Stored data —
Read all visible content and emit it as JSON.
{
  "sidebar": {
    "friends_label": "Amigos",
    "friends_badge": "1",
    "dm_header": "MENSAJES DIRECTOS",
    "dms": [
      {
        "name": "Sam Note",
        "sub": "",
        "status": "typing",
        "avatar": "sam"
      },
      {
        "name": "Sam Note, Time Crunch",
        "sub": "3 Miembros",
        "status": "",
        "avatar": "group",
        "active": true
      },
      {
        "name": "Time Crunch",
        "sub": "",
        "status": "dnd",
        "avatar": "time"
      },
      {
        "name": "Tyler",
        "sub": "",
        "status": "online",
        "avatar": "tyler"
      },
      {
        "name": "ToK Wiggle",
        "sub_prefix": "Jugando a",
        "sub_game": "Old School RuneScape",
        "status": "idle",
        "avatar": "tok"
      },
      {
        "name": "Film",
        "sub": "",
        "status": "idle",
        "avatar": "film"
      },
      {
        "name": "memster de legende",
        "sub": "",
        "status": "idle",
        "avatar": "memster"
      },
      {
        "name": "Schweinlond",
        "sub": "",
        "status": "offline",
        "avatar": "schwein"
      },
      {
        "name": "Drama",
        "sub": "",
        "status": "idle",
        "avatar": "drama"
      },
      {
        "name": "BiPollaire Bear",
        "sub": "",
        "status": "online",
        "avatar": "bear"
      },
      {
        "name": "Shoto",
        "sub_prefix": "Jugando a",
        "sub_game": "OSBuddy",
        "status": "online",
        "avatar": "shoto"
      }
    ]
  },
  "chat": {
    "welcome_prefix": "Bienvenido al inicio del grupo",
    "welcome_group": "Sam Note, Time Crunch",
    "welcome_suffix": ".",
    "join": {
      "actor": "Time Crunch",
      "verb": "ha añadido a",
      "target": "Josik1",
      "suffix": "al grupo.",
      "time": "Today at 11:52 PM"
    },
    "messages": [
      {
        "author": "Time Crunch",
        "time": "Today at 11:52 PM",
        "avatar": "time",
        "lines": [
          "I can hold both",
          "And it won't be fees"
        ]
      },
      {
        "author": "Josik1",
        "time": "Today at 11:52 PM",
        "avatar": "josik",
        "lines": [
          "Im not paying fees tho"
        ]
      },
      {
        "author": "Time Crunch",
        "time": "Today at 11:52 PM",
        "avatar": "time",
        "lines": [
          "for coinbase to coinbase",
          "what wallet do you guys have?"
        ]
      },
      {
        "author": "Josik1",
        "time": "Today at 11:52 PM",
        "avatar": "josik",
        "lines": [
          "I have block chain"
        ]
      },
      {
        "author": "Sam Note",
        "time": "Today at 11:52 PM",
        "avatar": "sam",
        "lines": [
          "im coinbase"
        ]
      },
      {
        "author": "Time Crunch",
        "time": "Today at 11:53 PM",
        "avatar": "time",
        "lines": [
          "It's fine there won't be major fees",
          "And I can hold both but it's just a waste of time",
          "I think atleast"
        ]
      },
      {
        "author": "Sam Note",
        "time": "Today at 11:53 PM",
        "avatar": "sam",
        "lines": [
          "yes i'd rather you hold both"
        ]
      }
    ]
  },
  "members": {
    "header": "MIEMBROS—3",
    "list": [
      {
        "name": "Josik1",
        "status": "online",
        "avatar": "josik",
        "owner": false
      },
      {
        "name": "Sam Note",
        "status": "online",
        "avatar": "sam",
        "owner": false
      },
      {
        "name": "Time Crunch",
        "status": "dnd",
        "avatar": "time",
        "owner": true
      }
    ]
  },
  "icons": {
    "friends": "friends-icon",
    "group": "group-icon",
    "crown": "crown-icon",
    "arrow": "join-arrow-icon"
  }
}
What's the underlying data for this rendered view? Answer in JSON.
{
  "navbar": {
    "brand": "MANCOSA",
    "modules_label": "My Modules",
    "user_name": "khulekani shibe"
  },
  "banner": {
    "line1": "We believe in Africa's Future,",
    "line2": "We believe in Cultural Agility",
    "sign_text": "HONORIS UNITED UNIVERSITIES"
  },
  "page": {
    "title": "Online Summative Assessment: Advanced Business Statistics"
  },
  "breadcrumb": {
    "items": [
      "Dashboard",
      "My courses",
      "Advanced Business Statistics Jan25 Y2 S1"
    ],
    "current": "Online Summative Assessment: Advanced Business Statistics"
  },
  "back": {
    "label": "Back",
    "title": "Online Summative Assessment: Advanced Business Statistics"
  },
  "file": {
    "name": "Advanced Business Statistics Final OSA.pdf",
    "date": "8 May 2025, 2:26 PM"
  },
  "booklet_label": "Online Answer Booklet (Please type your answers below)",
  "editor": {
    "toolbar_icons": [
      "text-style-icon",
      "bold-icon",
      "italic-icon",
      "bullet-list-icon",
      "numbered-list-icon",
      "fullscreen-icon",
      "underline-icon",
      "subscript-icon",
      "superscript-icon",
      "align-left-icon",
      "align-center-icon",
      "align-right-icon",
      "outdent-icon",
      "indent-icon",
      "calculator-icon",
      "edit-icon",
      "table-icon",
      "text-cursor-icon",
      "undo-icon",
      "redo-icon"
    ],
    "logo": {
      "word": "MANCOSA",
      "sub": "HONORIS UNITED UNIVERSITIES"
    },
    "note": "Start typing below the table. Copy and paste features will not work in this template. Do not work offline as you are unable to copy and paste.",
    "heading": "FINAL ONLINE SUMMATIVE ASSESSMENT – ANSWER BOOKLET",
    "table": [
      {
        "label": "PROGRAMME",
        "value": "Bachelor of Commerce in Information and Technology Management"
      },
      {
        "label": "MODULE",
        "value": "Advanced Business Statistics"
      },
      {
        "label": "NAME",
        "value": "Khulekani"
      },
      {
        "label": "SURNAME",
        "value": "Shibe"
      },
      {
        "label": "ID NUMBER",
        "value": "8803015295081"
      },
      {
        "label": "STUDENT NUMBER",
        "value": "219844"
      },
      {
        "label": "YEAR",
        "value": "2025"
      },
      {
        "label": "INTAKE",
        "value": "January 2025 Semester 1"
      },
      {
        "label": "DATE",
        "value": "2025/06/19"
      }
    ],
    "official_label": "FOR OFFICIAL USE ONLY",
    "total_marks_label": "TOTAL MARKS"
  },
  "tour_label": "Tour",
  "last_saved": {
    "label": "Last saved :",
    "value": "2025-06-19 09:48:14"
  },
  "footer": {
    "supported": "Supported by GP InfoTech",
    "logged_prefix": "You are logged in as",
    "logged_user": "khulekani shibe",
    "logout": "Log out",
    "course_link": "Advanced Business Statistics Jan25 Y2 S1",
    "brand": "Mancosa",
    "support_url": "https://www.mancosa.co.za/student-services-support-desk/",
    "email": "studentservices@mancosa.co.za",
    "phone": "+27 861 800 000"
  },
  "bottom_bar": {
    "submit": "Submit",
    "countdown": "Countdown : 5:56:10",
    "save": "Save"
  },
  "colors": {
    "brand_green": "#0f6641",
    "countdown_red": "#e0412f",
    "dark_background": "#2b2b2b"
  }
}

WHAT TO PRODUCE — Reproduce every record above exactly as it appears.

FULL OUTPUT —
Read all visible content and emit it as JSON.
{
  "sidebar": {
    "friends_label": "Amigos",
    "friends_badge": "1",
    "dm_header": "MENSAJES DIRECTOS",
    "dms": [
      {
        "name": "Sam Note",
        "sub": "",
        "status": "typing",
        "avatar": "sam"
      },
      {
        "name": "Sam Note, Time Crunch",
        "sub": "3 Miembros",
        "status": "",
        "avatar": "group",
        "active": true
      },
      {
        "name": "Time Crunch",
        "sub": "",
        "status": "dnd",
        "avatar": "time"
      },
      {
        "name": "Tyler",
        "sub": "",
        "status": "online",
        "avatar": "tyler"
      },
      {
        "name": "ToK Wiggle",
        "sub_prefix": "Jugando a",
        "sub_game": "Old School RuneScape",
        "status": "idle",
        "avatar": "tok"
      },
      {
        "name": "Film",
        "sub": "",
        "status": "idle",
        "avatar": "film"
      },
      {
        "name": "memster de legende",
        "sub": "",
        "status": "idle",
        "avatar": "memster"
      },
      {
        "name": "Schweinlond",
        "sub": "",
        "status": "offline",
        "avatar": "schwein"
      },
      {
        "name": "Drama",
        "sub": "",
        "status": "idle",
        "avatar": "drama"
      },
      {
        "name": "BiPollaire Bear",
        "sub": "",
        "status": "online",
        "avatar": "bear"
      },
      {
        "name": "Shoto",
        "sub_prefix": "Jugando a",
        "sub_game": "OSBuddy",
        "status": "online",
        "avatar": "shoto"
      }
    ]
  },
  "chat": {
    "welcome_prefix": "Bienvenido al inicio del grupo",
    "welcome_group": "Sam Note, Time Crunch",
    "welcome_suffix": ".",
    "join": {
      "actor": "Time Crunch",
      "verb": "ha añadido a",
      "target": "Josik1",
      "suffix": "al grupo.",
      "time": "Today at 11:52 PM"
    },
    "messages": [
      {
        "author": "Time Crunch",
        "time": "Today at 11:52 PM",
        "avatar": "time",
        "lines": [
          "I can hold both",
          "And it won't be fees"
        ]
      },
      {
        "author": "Josik1",
        "time": "Today at 11:52 PM",
        "avatar": "josik",
        "lines": [
          "Im not paying fees tho"
        ]
      },
      {
        "author": "Time Crunch",
        "time": "Today at 11:52 PM",
        "avatar": "time",
        "lines": [
          "for coinbase to coinbase",
          "what wallet do you guys have?"
        ]
      },
      {
        "author": "Josik1",
        "time": "Today at 11:52 PM",
        "avatar": "josik",
        "lines": [
          "I have block chain"
        ]
      },
      {
        "author": "Sam Note",
        "time": "Today at 11:52 PM",
        "avatar": "sam",
        "lines": [
          "im coinbase"
        ]
      },
      {
        "author": "Time Crunch",
        "time": "Today at 11:53 PM",
        "avatar": "time",
        "lines": [
          "It's fine there won't be major fees",
          "And I can hold both but it's just a waste of time",
          "I think atleast"
        ]
      },
      {
        "author": "Sam Note",
        "time": "Today at 11:53 PM",
        "avatar": "sam",
        "lines": [
          "yes i'd rather you hold both"
        ]
      }
    ]
  },
  "members": {
    "header": "MIEMBROS—3",
    "list": [
      {
        "name": "Josik1",
        "status": "online",
        "avatar": "josik",
        "owner": false
      },
      {
        "name": "Sam Note",
        "status": "online",
        "avatar": "sam",
        "owner": false
      },
      {
        "name": "Time Crunch",
        "status": "dnd",
        "avatar": "time",
        "owner": true
      }
    ]
  },
  "icons": {
    "friends": "friends-icon",
    "group": "group-icon",
    "crown": "crown-icon",
    "arrow": "join-arrow-icon"
  }
}
What's the underlying data for this rendered view? Answer in JSON.
{
  "navbar": {
    "brand": "MANCOSA",
    "modules_label": "My Modules",
    "user_name": "khulekani shibe"
  },
  "banner": {
    "line1": "We believe in Africa's Future,",
    "line2": "We believe in Cultural Agility",
    "sign_text": "HONORIS UNITED UNIVERSITIES"
  },
  "page": {
    "title": "Online Summative Assessment: Advanced Business Statistics"
  },
  "breadcrumb": {
    "items": [
      "Dashboard",
      "My courses",
      "Advanced Business Statistics Jan25 Y2 S1"
    ],
    "current": "Online Summative Assessment: Advanced Business Statistics"
  },
  "back": {
    "label": "Back",
    "title": "Online Summative Assessment: Advanced Business Statistics"
  },
  "file": {
    "name": "Advanced Business Statistics Final OSA.pdf",
    "date": "8 May 2025, 2:26 PM"
  },
  "booklet_label": "Online Answer Booklet (Please type your answers below)",
  "editor": {
    "toolbar_icons": [
      "text-style-icon",
      "bold-icon",
      "italic-icon",
      "bullet-list-icon",
      "numbered-list-icon",
      "fullscreen-icon",
      "underline-icon",
      "subscript-icon",
      "superscript-icon",
      "align-left-icon",
      "align-center-icon",
      "align-right-icon",
      "outdent-icon",
      "indent-icon",
      "calculator-icon",
      "edit-icon",
      "table-icon",
      "text-cursor-icon",
      "undo-icon",
      "redo-icon"
    ],
    "logo": {
      "word": "MANCOSA",
      "sub": "HONORIS UNITED UNIVERSITIES"
    },
    "note": "Start typing below the table. Copy and paste features will not work in this template. Do not work offline as you are unable to copy and paste.",
    "heading": "FINAL ONLINE SUMMATIVE ASSESSMENT – ANSWER BOOKLET",
    "table": [
      {
        "label": "PROGRAMME",
        "value": "Bachelor of Commerce in Information and Technology Management"
      },
      {
        "label": "MODULE",
        "value": "Advanced Business Statistics"
      },
      {
        "label": "NAME",
        "value": "Khulekani"
      },
      {
        "label": "SURNAME",
        "value": "Shibe"
      },
      {
        "label": "ID NUMBER",
        "value": "8803015295081"
      },
      {
        "label": "STUDENT NUMBER",
        "value": "219844"
      },
      {
        "label": "YEAR",
        "value": "2025"
      },
      {
        "label": "INTAKE",
        "value": "January 2025 Semester 1"
      },
      {
        "label": "DATE",
        "value": "2025/06/19"
      }
    ],
    "official_label": "FOR OFFICIAL USE ONLY",
    "total_marks_label": "TOTAL MARKS"
  },
  "tour_label": "Tour",
  "last_saved": {
    "label": "Last saved :",
    "value": "2025-06-19 09:48:14"
  },
  "footer": {
    "supported": "Supported by GP InfoTech",
    "logged_prefix": "You are logged in as",
    "logged_user": "khulekani shibe",
    "logout": "Log out",
    "course_link": "Advanced Business Statistics Jan25 Y2 S1",
    "brand": "Mancosa",
    "support_url": "https://www.mancosa.co.za/student-services-support-desk/",
    "email": "studentservices@mancosa.co.za",
    "phone": "+27 861 800 000"
  },
  "bottom_bar": {
    "submit": "Submit",
    "countdown": "Countdown : 5:56:10",
    "save": "Save"
  },
  "colors": {
    "brand_green": "#0f6641",
    "countdown_red": "#e0412f",
    "dark_background": "#2b2b2b"
  }
}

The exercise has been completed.